## YOUR OBJECTIVE
Would you return the complete listing below word for word?

## MATERIAL PROVIDED

## start

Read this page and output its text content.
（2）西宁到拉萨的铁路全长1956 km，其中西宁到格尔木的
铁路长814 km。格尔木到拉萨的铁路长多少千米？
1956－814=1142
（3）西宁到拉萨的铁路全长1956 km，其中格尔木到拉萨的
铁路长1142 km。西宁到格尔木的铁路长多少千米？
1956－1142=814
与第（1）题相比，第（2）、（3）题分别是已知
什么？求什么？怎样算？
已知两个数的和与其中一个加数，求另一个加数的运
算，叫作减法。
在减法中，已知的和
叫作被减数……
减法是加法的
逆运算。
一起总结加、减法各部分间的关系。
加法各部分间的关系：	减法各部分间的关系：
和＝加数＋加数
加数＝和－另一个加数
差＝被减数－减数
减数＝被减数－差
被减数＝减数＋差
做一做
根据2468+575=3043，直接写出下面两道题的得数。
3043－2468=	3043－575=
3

## end

## SOLUTION FOR THIS TASK
Read this page and output its text content.
（2）西宁到拉萨的铁路全长1956 km，其中西宁到格尔木的
铁路长814 km。格尔木到拉萨的铁路长多少千米？
1956－814=1142
（3）西宁到拉萨的铁路全长1956 km，其中格尔木到拉萨的
铁路长1142 km。西宁到格尔木的铁路长多少千米？
1956－1142=814
与第（1）题相比，第（2）、（3）题分别是已知
什么？求什么？怎样算？
已知两个数的和与其中一个加数，求另一个加数的运
算，叫作减法。
在减法中，已知的和
叫作被减数……
减法是加法的
逆运算。
一起总结加、减法各部分间的关系。
加法各部分间的关系：	减法各部分间的关系：
和＝加数＋加数
加数＝和－另一个加数
差＝被减数－减数
减数＝被减数－差
被减数＝减数＋差
做一做
根据2468+575=3043，直接写出下面两道题的得数。
3043－2468=	3043－575=
3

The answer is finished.